> What the task requires
Put the lines of the data below into a numbered list, leaving out blank lines. Include only the part that opens with the line containing "org-label: NCAR/MMM bbox=[273, 1, 360, 19]" and closes with the line containing "field-core-south bbox=[365, 475, 395, 528]".

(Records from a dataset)
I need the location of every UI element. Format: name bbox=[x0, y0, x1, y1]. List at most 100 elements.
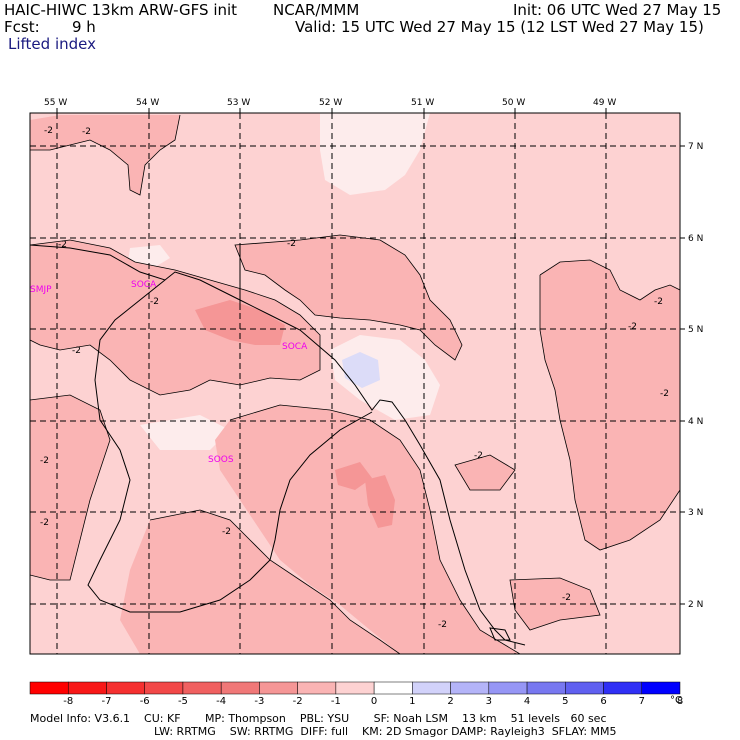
org-label: NCAR/MMM bbox=[273, 1, 360, 19]
lat-label: 3 N bbox=[688, 508, 703, 518]
lat-label: 2 N bbox=[688, 600, 703, 610]
colorbar-swatch bbox=[220, 681, 260, 695]
field-band-west bbox=[30, 240, 320, 395]
field-core-south bbox=[365, 475, 395, 528]
lon-ticks bbox=[56, 108, 607, 113]
field-band-south bbox=[120, 510, 400, 654]
colorbar-swatch bbox=[67, 681, 107, 695]
lat-ticks bbox=[680, 145, 685, 605]
lon-label: 51 W bbox=[411, 98, 434, 108]
contour-label: -2 bbox=[40, 456, 49, 466]
field-near-zero-north bbox=[320, 113, 430, 195]
lat-label: 4 N bbox=[688, 417, 703, 427]
contour-label: -2 bbox=[562, 593, 571, 603]
lon-label: 54 W bbox=[136, 98, 159, 108]
contour-label: -2 bbox=[58, 240, 67, 250]
lat-label: 5 N bbox=[688, 325, 703, 335]
field-band-north-central bbox=[235, 235, 462, 360]
contour-labels: -2 -2 -2 -2 -2 -2 -2 -2 -2 -2 -2 -2 -2 -… bbox=[40, 126, 669, 630]
colorbar-swatch bbox=[182, 681, 222, 695]
contour-lines bbox=[30, 114, 680, 654]
contour-label: -2 bbox=[287, 239, 296, 249]
contour-label: -2 bbox=[222, 527, 231, 537]
model-title: HAIC-HIWC 13km ARW-GFS init bbox=[4, 1, 238, 19]
field-band-small-east bbox=[455, 455, 515, 490]
forecast-hour: 9 h bbox=[72, 18, 96, 36]
contour-label: -2 bbox=[628, 322, 637, 332]
field-band-southwest bbox=[30, 395, 110, 580]
lon-label: 49 W bbox=[593, 98, 616, 108]
field-title: Lifted index bbox=[8, 35, 96, 53]
colorbar-label: 5 bbox=[562, 696, 568, 707]
colorbar-swatch bbox=[641, 681, 681, 695]
colorbar-label: 1 bbox=[409, 696, 415, 707]
colorbar-label: -2 bbox=[293, 696, 303, 707]
station-label: SMJP bbox=[30, 285, 52, 295]
field-band-center-south bbox=[215, 405, 520, 654]
colorbar-swatch bbox=[335, 681, 375, 695]
footer-physics-info: LW: RRTMG SW: RRTMG DIFF: full KM: 2D Sm… bbox=[154, 725, 617, 738]
colorbar-label: 4 bbox=[524, 696, 530, 707]
colorbar-label: 8 bbox=[677, 696, 683, 707]
contour-label: -2 bbox=[474, 451, 483, 461]
colorbar-label: -5 bbox=[178, 696, 188, 707]
field-core-west bbox=[195, 300, 285, 345]
contour-label: -2 bbox=[82, 127, 91, 137]
colorbar-label: -1 bbox=[331, 696, 341, 707]
colorbar-swatch bbox=[106, 681, 145, 695]
contour-label: -2 bbox=[150, 297, 159, 307]
map-field bbox=[30, 113, 680, 654]
field-band-north bbox=[30, 115, 180, 195]
colorbar-swatch bbox=[450, 681, 490, 695]
field-near-zero-southwest bbox=[140, 415, 230, 450]
lon-label: 55 W bbox=[44, 98, 67, 108]
contour-label: -2 bbox=[654, 297, 663, 307]
colorbar-swatch bbox=[259, 681, 298, 695]
colorbar-label: -3 bbox=[254, 696, 264, 707]
colorbar-label: -6 bbox=[140, 696, 150, 707]
colorbar-unit: °C bbox=[670, 695, 682, 706]
colorbar-swatch bbox=[565, 681, 604, 695]
field-band-east bbox=[540, 260, 680, 550]
station-labels: SMJP SOCA SOCA SOOS bbox=[30, 280, 308, 465]
colorbar-label: 3 bbox=[486, 696, 492, 707]
field-positive-spot bbox=[342, 352, 380, 388]
lon-label: 50 W bbox=[502, 98, 525, 108]
colorbar-label: 6 bbox=[600, 696, 606, 707]
colorbar-label: 7 bbox=[639, 696, 645, 707]
init-time: Init: 06 UTC Wed 27 May 15 bbox=[513, 1, 722, 19]
colorbar-swatch bbox=[526, 681, 566, 695]
lat-label: 7 N bbox=[688, 142, 703, 152]
lon-labels: 55 W 54 W 53 W 52 W 51 W 50 W 49 W bbox=[44, 98, 616, 108]
contour-label: -2 bbox=[72, 346, 81, 356]
contour-label: -2 bbox=[438, 620, 447, 630]
contour-label: -2 bbox=[40, 518, 49, 528]
field-core-south-small bbox=[335, 462, 372, 490]
contour-label: -2 bbox=[660, 389, 669, 399]
lon-label: 52 W bbox=[319, 98, 342, 108]
colorbar-swatch bbox=[144, 681, 184, 695]
colorbar-swatch bbox=[297, 681, 337, 695]
colorbar-label: 2 bbox=[447, 696, 453, 707]
lat-label: 6 N bbox=[688, 234, 703, 244]
lat-lon-grid bbox=[30, 113, 680, 654]
footer-model-info: Model Info: V3.6.1 CU: KF MP: Thompson P… bbox=[30, 712, 607, 725]
colorbar-label: -8 bbox=[63, 696, 73, 707]
lat-labels: 7 N 6 N 5 N 4 N 3 N 2 N bbox=[688, 142, 703, 610]
colorbar-swatch bbox=[29, 681, 69, 695]
contour-label: -2 bbox=[44, 126, 53, 136]
colorbar-label: -7 bbox=[101, 696, 111, 707]
colorbar-label: -4 bbox=[216, 696, 226, 707]
colorbar-swatch bbox=[373, 681, 413, 695]
colorbar-swatch bbox=[412, 681, 451, 695]
map-frame bbox=[29, 112, 681, 655]
station-label: SOCA bbox=[131, 280, 157, 290]
valid-time: Valid: 15 UTC Wed 27 May 15 (12 LST Wed … bbox=[295, 18, 704, 36]
colorbar: -8 -7 -6 -5 -4 -3 -2 -1 0 1 2 3 4 5 6 7 8 bbox=[29, 681, 683, 707]
colorbar-swatch bbox=[488, 681, 528, 695]
station-label: SOOS bbox=[208, 455, 234, 465]
forecast-label: Fcst: bbox=[4, 18, 40, 36]
station-label: SOCA bbox=[282, 342, 308, 352]
lon-label: 53 W bbox=[227, 98, 250, 108]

> Completed task
1. org-label: NCAR/MMM bbox=[273, 1, 360, 19]
2. lat-label: 3 N bbox=[688, 508, 703, 518]
3. lat-label: 2 N bbox=[688, 600, 703, 610]
4. colorbar-swatch bbox=[220, 681, 260, 695]
5. field-band-west bbox=[30, 240, 320, 395]
6. field-core-south bbox=[365, 475, 395, 528]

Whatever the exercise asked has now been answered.